§ Problem: From the listing that follows, output everything exactly except the pictures.

§ Supplied data:
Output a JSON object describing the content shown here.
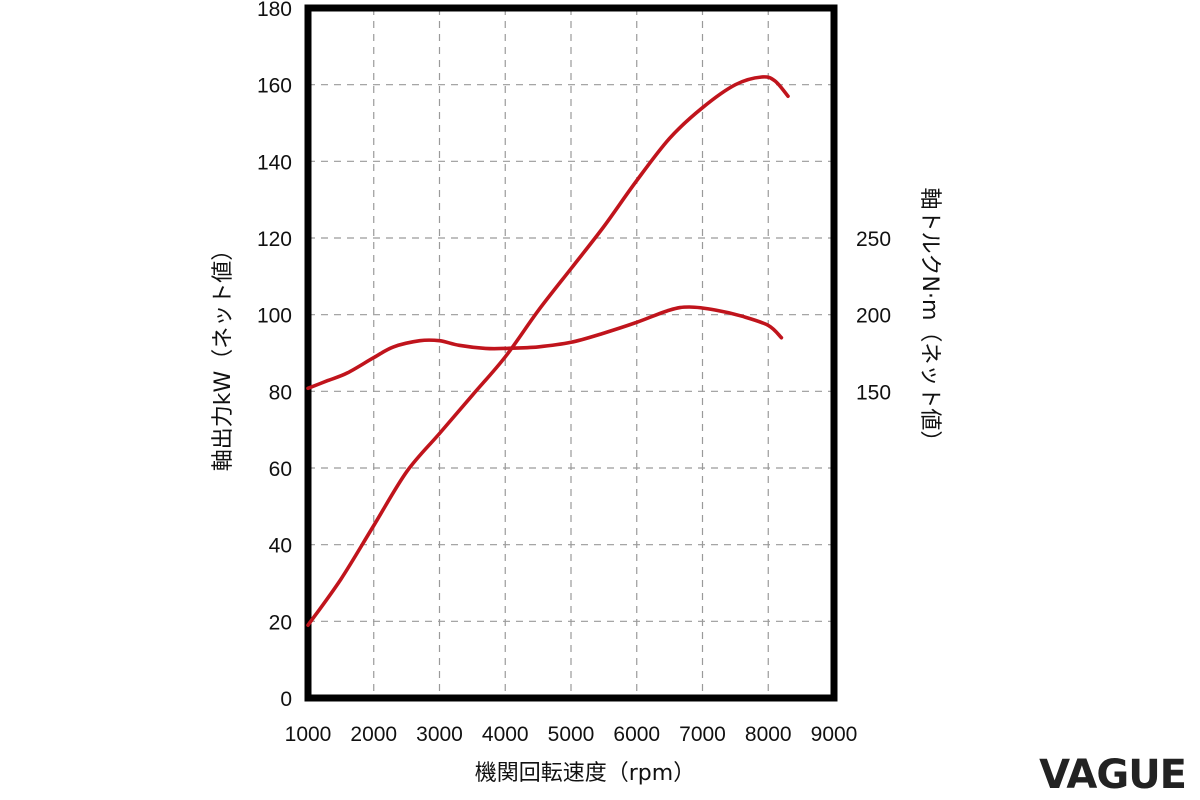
{
  "chart_data": {
    "type": "line",
    "title": "",
    "xlabel": "機関回転速度（rpm）",
    "ylabel_left": "軸出力kW（ネット値）",
    "ylabel_right": "軸トルクN·m（ネット値）",
    "xlim": [
      1000,
      9000
    ],
    "ylim_left": [
      0,
      180
    ],
    "right_axis_scale": {
      "left_value_at_150": 80,
      "left_value_per_50": 20
    },
    "x_ticks": [
      1000,
      2000,
      3000,
      4000,
      5000,
      6000,
      7000,
      8000,
      9000
    ],
    "y_ticks_left": [
      0,
      20,
      40,
      60,
      80,
      100,
      120,
      140,
      160,
      180
    ],
    "y_ticks_right": [
      150,
      200,
      250
    ],
    "grid": true,
    "line_color": "#c0141c",
    "series": [
      {
        "axis": "left",
        "x": [
          1000,
          1500,
          2000,
          2500,
          3000,
          3500,
          4000,
          4500,
          5000,
          5500,
          6000,
          6500,
          7000,
          7500,
          7900,
          8100,
          8300
        ],
        "values": [
          19,
          31,
          45,
          59,
          69,
          79,
          89,
          101,
          112,
          123,
          135,
          146,
          154,
          160,
          162,
          161,
          157
        ]
      },
      {
        "axis": "right",
        "x": [
          1000,
          1300,
          1600,
          2000,
          2300,
          2700,
          3000,
          3300,
          3700,
          4000,
          4500,
          5000,
          5500,
          6000,
          6500,
          6800,
          7200,
          7600,
          8000,
          8200
        ],
        "values": [
          152,
          157,
          162,
          172,
          179,
          183,
          183,
          180,
          178,
          178,
          179,
          182,
          188,
          195,
          203,
          205,
          203,
          199,
          193,
          185
        ]
      }
    ]
  },
  "watermark": {
    "text": "VAGUE"
  }
}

§ Expected answer:
Output a JSON object describing the content shown here.
{
  "chart_data": {
    "type": "line",
    "title": "",
    "xlabel": "機関回転速度（rpm）",
    "ylabel_left": "軸出力kW（ネット値）",
    "ylabel_right": "軸トルクN·m（ネット値）",
    "xlim": [
      1000,
      9000
    ],
    "ylim_left": [
      0,
      180
    ],
    "right_axis_scale": {
      "left_value_at_150": 80,
      "left_value_per_50": 20
    },
    "x_ticks": [
      1000,
      2000,
      3000,
      4000,
      5000,
      6000,
      7000,
      8000,
      9000
    ],
    "y_ticks_left": [
      0,
      20,
      40,
      60,
      80,
      100,
      120,
      140,
      160,
      180
    ],
    "y_ticks_right": [
      150,
      200,
      250
    ],
    "grid": true,
    "line_color": "#c0141c",
    "series": [
      {
        "axis": "left",
        "x": [
          1000,
          1500,
          2000,
          2500,
          3000,
          3500,
          4000,
          4500,
          5000,
          5500,
          6000,
          6500,
          7000,
          7500,
          7900,
          8100,
          8300
        ],
        "values": [
          19,
          31,
          45,
          59,
          69,
          79,
          89,
          101,
          112,
          123,
          135,
          146,
          154,
          160,
          162,
          161,
          157
        ]
      },
      {
        "axis": "right",
        "x": [
          1000,
          1300,
          1600,
          2000,
          2300,
          2700,
          3000,
          3300,
          3700,
          4000,
          4500,
          5000,
          5500,
          6000,
          6500,
          6800,
          7200,
          7600,
          8000,
          8200
        ],
        "values": [
          152,
          157,
          162,
          172,
          179,
          183,
          183,
          180,
          178,
          178,
          179,
          182,
          188,
          195,
          203,
          205,
          203,
          199,
          193,
          185
        ]
      }
    ]
  },
  "watermark": {
    "text": "VAGUE"
  }
}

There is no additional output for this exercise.